■ PROBLEM TO SOLVE:
Copy the records that follow exactly as written, but not their pictures.

* START *

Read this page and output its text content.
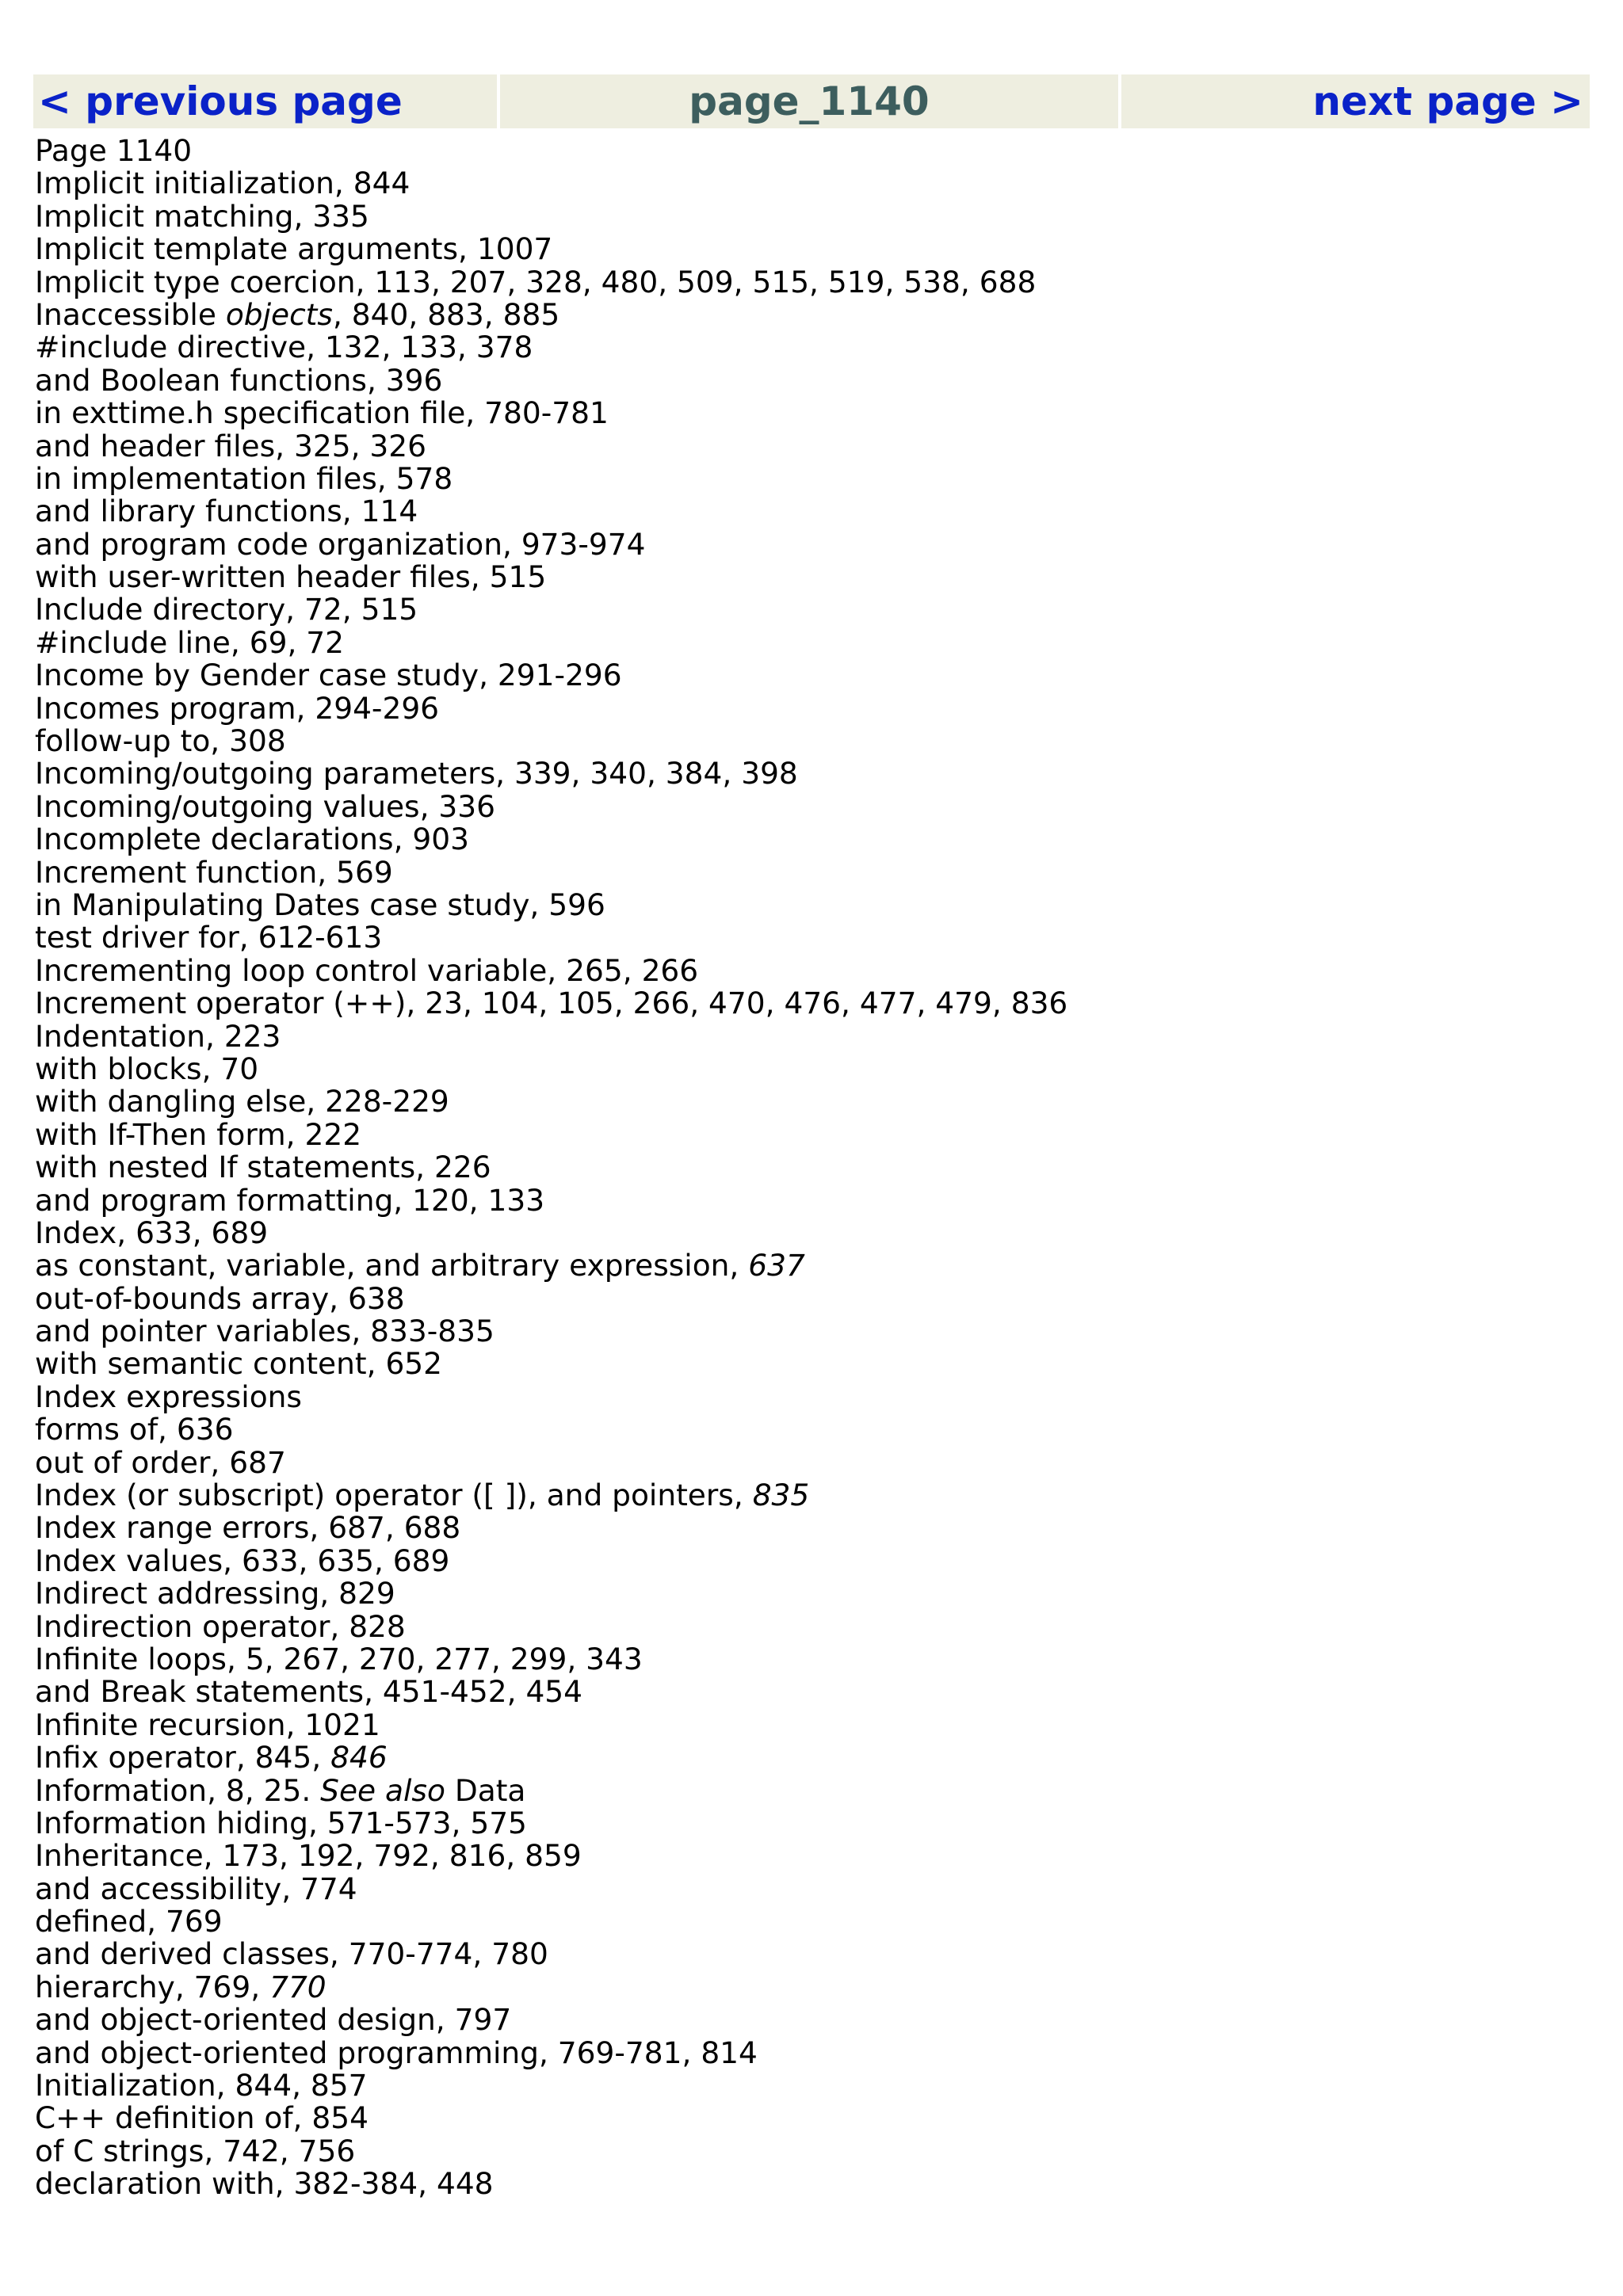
< previous page	page_1140	next page >
Page 1140
Implicit initialization, 844
Implicit matching, 335
Implicit template arguments, 1007
Implicit type coercion, 113, 207, 328, 480, 509, 515, 519, 538, 688
Inaccessible objects, 840, 883, 885
#include directive, 132, 133, 378
and Boolean functions, 396
in exttime.h specification file, 780-781
and header files, 325, 326
in implementation files, 578
and library functions, 114
and program code organization, 973-974
with user-written header files, 515
Include directory, 72, 515
#include line, 69, 72
Income by Gender case study, 291-296
Incomes program, 294-296
follow-up to, 308
Incoming/outgoing parameters, 339, 340, 384, 398
Incoming/outgoing values, 336
Incomplete declarations, 903
Increment function, 569
in Manipulating Dates case study, 596
test driver for, 612-613
Incrementing loop control variable, 265, 266
Increment operator (++), 23, 104, 105, 266, 470, 476, 477, 479, 836
Indentation, 223
with blocks, 70
with dangling else, 228-229
with If-Then form, 222
with nested If statements, 226
and program formatting, 120, 133
Index, 633, 689
as constant, variable, and arbitrary expression, 637
out-of-bounds array, 638
and pointer variables, 833-835
with semantic content, 652
Index expressions
forms of, 636
out of order, 687
Index (or subscript) operator ([ ]), and pointers, 835
Index range errors, 687, 688
Index values, 633, 635, 689
Indirect addressing, 829
Indirection operator, 828
Infinite loops, 5, 267, 270, 277, 299, 343
and Break statements, 451-452, 454
Infinite recursion, 1021
Infix operator, 845, 846
Information, 8, 25. See also Data
Information hiding, 571-573, 575
Inheritance, 173, 192, 792, 816, 859
and accessibility, 774
defined, 769
and derived classes, 770-774, 780
hierarchy, 769, 770
and object-oriented design, 797
and object-oriented programming, 769-781, 814
Initialization, 844, 857
C++ definition of, 854
of C strings, 742, 756
declaration with, 382-384, 448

* END *

■ ANSWER TO THE TASK:
Read this page and output its text content.
< previous page	page_1140	next page >
Page 1140
Implicit initialization, 844
Implicit matching, 335
Implicit template arguments, 1007
Implicit type coercion, 113, 207, 328, 480, 509, 515, 519, 538, 688
Inaccessible objects, 840, 883, 885
#include directive, 132, 133, 378
and Boolean functions, 396
in exttime.h specification file, 780-781
and header files, 325, 326
in implementation files, 578
and library functions, 114
and program code organization, 973-974
with user-written header files, 515
Include directory, 72, 515
#include line, 69, 72
Income by Gender case study, 291-296
Incomes program, 294-296
follow-up to, 308
Incoming/outgoing parameters, 339, 340, 384, 398
Incoming/outgoing values, 336
Incomplete declarations, 903
Increment function, 569
in Manipulating Dates case study, 596
test driver for, 612-613
Incrementing loop control variable, 265, 266
Increment operator (++), 23, 104, 105, 266, 470, 476, 477, 479, 836
Indentation, 223
with blocks, 70
with dangling else, 228-229
with If-Then form, 222
with nested If statements, 226
and program formatting, 120, 133
Index, 633, 689
as constant, variable, and arbitrary expression, 637
out-of-bounds array, 638
and pointer variables, 833-835
with semantic content, 652
Index expressions
forms of, 636
out of order, 687
Index (or subscript) operator ([ ]), and pointers, 835
Index range errors, 687, 688
Index values, 633, 635, 689
Indirect addressing, 829
Indirection operator, 828
Infinite loops, 5, 267, 270, 277, 299, 343
and Break statements, 451-452, 454
Infinite recursion, 1021
Infix operator, 845, 846
Information, 8, 25. See also Data
Information hiding, 571-573, 575
Inheritance, 173, 192, 792, 816, 859
and accessibility, 774
defined, 769
and derived classes, 770-774, 780
hierarchy, 769, 770
and object-oriented design, 797
and object-oriented programming, 769-781, 814
Initialization, 844, 857
C++ definition of, 854
of C strings, 742, 756
declaration with, 382-384, 448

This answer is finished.